• What is being asked: Each line that holds the word "curve" should be returned.

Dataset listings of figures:
▽

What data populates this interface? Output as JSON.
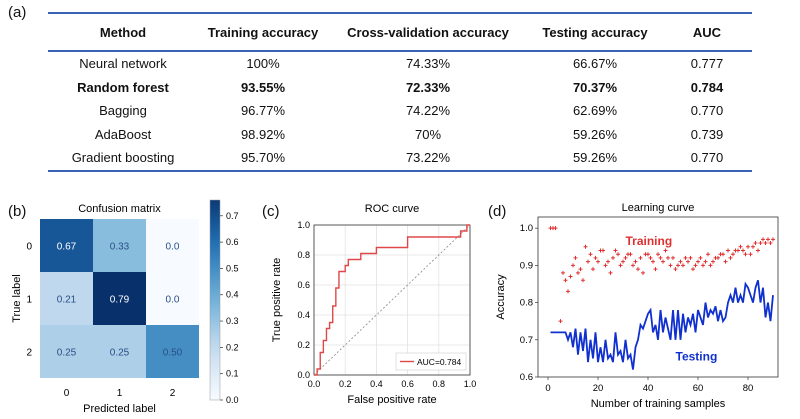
{
  "panel_labels": {
    "a": "(a)",
    "b": "(b)",
    "c": "(c)",
    "d": "(d)"
  },
  "table": {
    "headers": [
      "Method",
      "Training accuracy",
      "Cross-validation accuracy",
      "Testing accuracy",
      "AUC"
    ],
    "rows": [
      [
        "Neural network",
        "100%",
        "74.33%",
        "66.67%",
        "0.777"
      ],
      [
        "Random forest",
        "93.55%",
        "72.33%",
        "70.37%",
        "0.784"
      ],
      [
        "Bagging",
        "96.77%",
        "74.22%",
        "62.69%",
        "0.770"
      ],
      [
        "AdaBoost",
        "98.92%",
        "70%",
        "59.26%",
        "0.739"
      ],
      [
        "Gradient boosting",
        "95.70%",
        "73.22%",
        "59.26%",
        "0.770"
      ]
    ],
    "bold_row": 1,
    "rule_color": "#3a63b8"
  },
  "chart_data": [
    {
      "type": "heatmap",
      "title": "Confusion matrix",
      "xlabel": "Predicted label",
      "ylabel": "True label",
      "xticks": [
        "0",
        "1",
        "2"
      ],
      "yticks": [
        "0",
        "1",
        "2"
      ],
      "values": [
        [
          0.67,
          0.33,
          0.0
        ],
        [
          0.21,
          0.79,
          0.0
        ],
        [
          0.25,
          0.25,
          0.5
        ]
      ],
      "cell_labels": [
        [
          "0.67",
          "0.33",
          "0.0"
        ],
        [
          "0.21",
          "0.79",
          "0.0"
        ],
        [
          "0.25",
          "0.25",
          "0.50"
        ]
      ],
      "colorbar_ticks": [
        "0.7",
        "0.6",
        "0.5",
        "0.4",
        "0.3",
        "0.2",
        "0.1",
        "0.0"
      ],
      "colormap": "Blues"
    },
    {
      "type": "line",
      "title": "ROC curve",
      "xlabel": "False positive rate",
      "ylabel": "True positive rate",
      "xlim": [
        0,
        1
      ],
      "ylim": [
        0,
        1
      ],
      "xticks": [
        "0.0",
        "0.2",
        "0.4",
        "0.6",
        "0.8",
        "1.0"
      ],
      "yticks": [
        "0.0",
        "0.2",
        "0.4",
        "0.6",
        "0.8",
        "1.0"
      ],
      "grid": true,
      "legend_position": "bottom-right",
      "series": [
        {
          "name": "AUC=0.784",
          "color": "#e04848",
          "points": [
            [
              0,
              0
            ],
            [
              0.02,
              0
            ],
            [
              0.02,
              0.04
            ],
            [
              0.04,
              0.04
            ],
            [
              0.04,
              0.15
            ],
            [
              0.06,
              0.15
            ],
            [
              0.06,
              0.23
            ],
            [
              0.08,
              0.23
            ],
            [
              0.08,
              0.31
            ],
            [
              0.1,
              0.31
            ],
            [
              0.1,
              0.35
            ],
            [
              0.12,
              0.35
            ],
            [
              0.12,
              0.46
            ],
            [
              0.14,
              0.46
            ],
            [
              0.14,
              0.58
            ],
            [
              0.16,
              0.58
            ],
            [
              0.16,
              0.69
            ],
            [
              0.2,
              0.69
            ],
            [
              0.2,
              0.73
            ],
            [
              0.22,
              0.73
            ],
            [
              0.22,
              0.77
            ],
            [
              0.3,
              0.77
            ],
            [
              0.3,
              0.81
            ],
            [
              0.4,
              0.81
            ],
            [
              0.4,
              0.85
            ],
            [
              0.6,
              0.85
            ],
            [
              0.6,
              0.92
            ],
            [
              0.94,
              0.92
            ],
            [
              0.94,
              0.96
            ],
            [
              0.98,
              0.96
            ],
            [
              0.98,
              1.0
            ],
            [
              1.0,
              1.0
            ]
          ]
        },
        {
          "name": "",
          "style": "dashed",
          "color": "#888888",
          "points": [
            [
              0,
              0
            ],
            [
              1,
              1
            ]
          ]
        }
      ]
    },
    {
      "type": "line",
      "title": "Learning curve",
      "xlabel": "Number of training samples",
      "ylabel": "Accuracy",
      "xlim": [
        -4,
        92
      ],
      "ylim": [
        0.6,
        1.03
      ],
      "xticks": [
        "0",
        "20",
        "40",
        "60",
        "80"
      ],
      "yticks": [
        "0.6",
        "0.7",
        "0.8",
        "0.9",
        "1.0"
      ],
      "annotations": [
        "Training",
        "Testing"
      ],
      "annotation_colors": [
        "#e03030",
        "#1030d0"
      ],
      "series": [
        {
          "name": "Training",
          "marker": "plus",
          "color": "#e03030",
          "x": [
            1,
            2,
            3,
            5,
            6,
            7,
            8,
            9,
            10,
            11,
            12,
            13,
            14,
            15,
            16,
            17,
            18,
            19,
            20,
            21,
            22,
            23,
            24,
            25,
            26,
            27,
            28,
            29,
            30,
            31,
            32,
            33,
            34,
            35,
            36,
            37,
            38,
            39,
            40,
            41,
            42,
            43,
            44,
            45,
            46,
            47,
            48,
            49,
            50,
            51,
            52,
            53,
            54,
            55,
            56,
            57,
            58,
            59,
            60,
            61,
            62,
            63,
            64,
            65,
            66,
            67,
            68,
            69,
            70,
            71,
            72,
            73,
            74,
            75,
            76,
            77,
            78,
            79,
            80,
            81,
            82,
            83,
            84,
            85,
            86,
            87,
            88,
            89,
            90
          ],
          "y": [
            1.0,
            1.0,
            1.0,
            0.75,
            0.88,
            0.86,
            0.83,
            0.87,
            0.9,
            0.92,
            0.88,
            0.89,
            0.86,
            0.95,
            0.91,
            0.93,
            0.89,
            0.92,
            0.91,
            0.94,
            0.94,
            0.9,
            0.91,
            0.88,
            0.92,
            0.94,
            0.93,
            0.9,
            0.91,
            0.92,
            0.93,
            0.93,
            0.9,
            0.91,
            0.89,
            0.92,
            0.88,
            0.93,
            0.93,
            0.92,
            0.91,
            0.89,
            0.93,
            0.92,
            0.91,
            0.94,
            0.92,
            0.9,
            0.92,
            0.89,
            0.9,
            0.91,
            0.9,
            0.92,
            0.91,
            0.92,
            0.89,
            0.9,
            0.91,
            0.92,
            0.9,
            0.91,
            0.93,
            0.9,
            0.91,
            0.92,
            0.92,
            0.93,
            0.93,
            0.91,
            0.94,
            0.92,
            0.93,
            0.94,
            0.94,
            0.95,
            0.94,
            0.93,
            0.95,
            0.93,
            0.95,
            0.96,
            0.94,
            0.96,
            0.97,
            0.96,
            0.97,
            0.96,
            0.97
          ]
        },
        {
          "name": "Testing",
          "marker": "none",
          "color": "#1030d0",
          "x": [
            1,
            2,
            3,
            4,
            5,
            6,
            7,
            8,
            9,
            10,
            11,
            12,
            13,
            14,
            15,
            16,
            17,
            18,
            19,
            20,
            21,
            22,
            23,
            24,
            25,
            26,
            27,
            28,
            29,
            30,
            31,
            32,
            33,
            34,
            35,
            36,
            37,
            38,
            39,
            40,
            41,
            42,
            43,
            44,
            45,
            46,
            47,
            48,
            49,
            50,
            51,
            52,
            53,
            54,
            55,
            56,
            57,
            58,
            59,
            60,
            61,
            62,
            63,
            64,
            65,
            66,
            67,
            68,
            69,
            70,
            71,
            72,
            73,
            74,
            75,
            76,
            77,
            78,
            79,
            80,
            81,
            82,
            83,
            84,
            85,
            86,
            87,
            88,
            89,
            90
          ],
          "y": [
            0.72,
            0.72,
            0.72,
            0.72,
            0.72,
            0.72,
            0.72,
            0.7,
            0.72,
            0.68,
            0.73,
            0.66,
            0.72,
            0.67,
            0.73,
            0.64,
            0.7,
            0.65,
            0.72,
            0.64,
            0.68,
            0.64,
            0.7,
            0.65,
            0.66,
            0.64,
            0.72,
            0.66,
            0.67,
            0.64,
            0.7,
            0.65,
            0.66,
            0.62,
            0.68,
            0.7,
            0.74,
            0.73,
            0.75,
            0.77,
            0.78,
            0.72,
            0.74,
            0.7,
            0.78,
            0.72,
            0.76,
            0.73,
            0.7,
            0.78,
            0.7,
            0.78,
            0.7,
            0.77,
            0.72,
            0.76,
            0.74,
            0.77,
            0.72,
            0.78,
            0.76,
            0.74,
            0.8,
            0.76,
            0.78,
            0.77,
            0.79,
            0.75,
            0.78,
            0.75,
            0.76,
            0.8,
            0.82,
            0.8,
            0.84,
            0.8,
            0.82,
            0.8,
            0.85,
            0.84,
            0.82,
            0.8,
            0.84,
            0.86,
            0.8,
            0.84,
            0.76,
            0.8,
            0.75,
            0.82
          ]
        }
      ]
    }
  ]
}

△

• Task solution:
      "title": "ROC curve",
      "title": "Learning curve",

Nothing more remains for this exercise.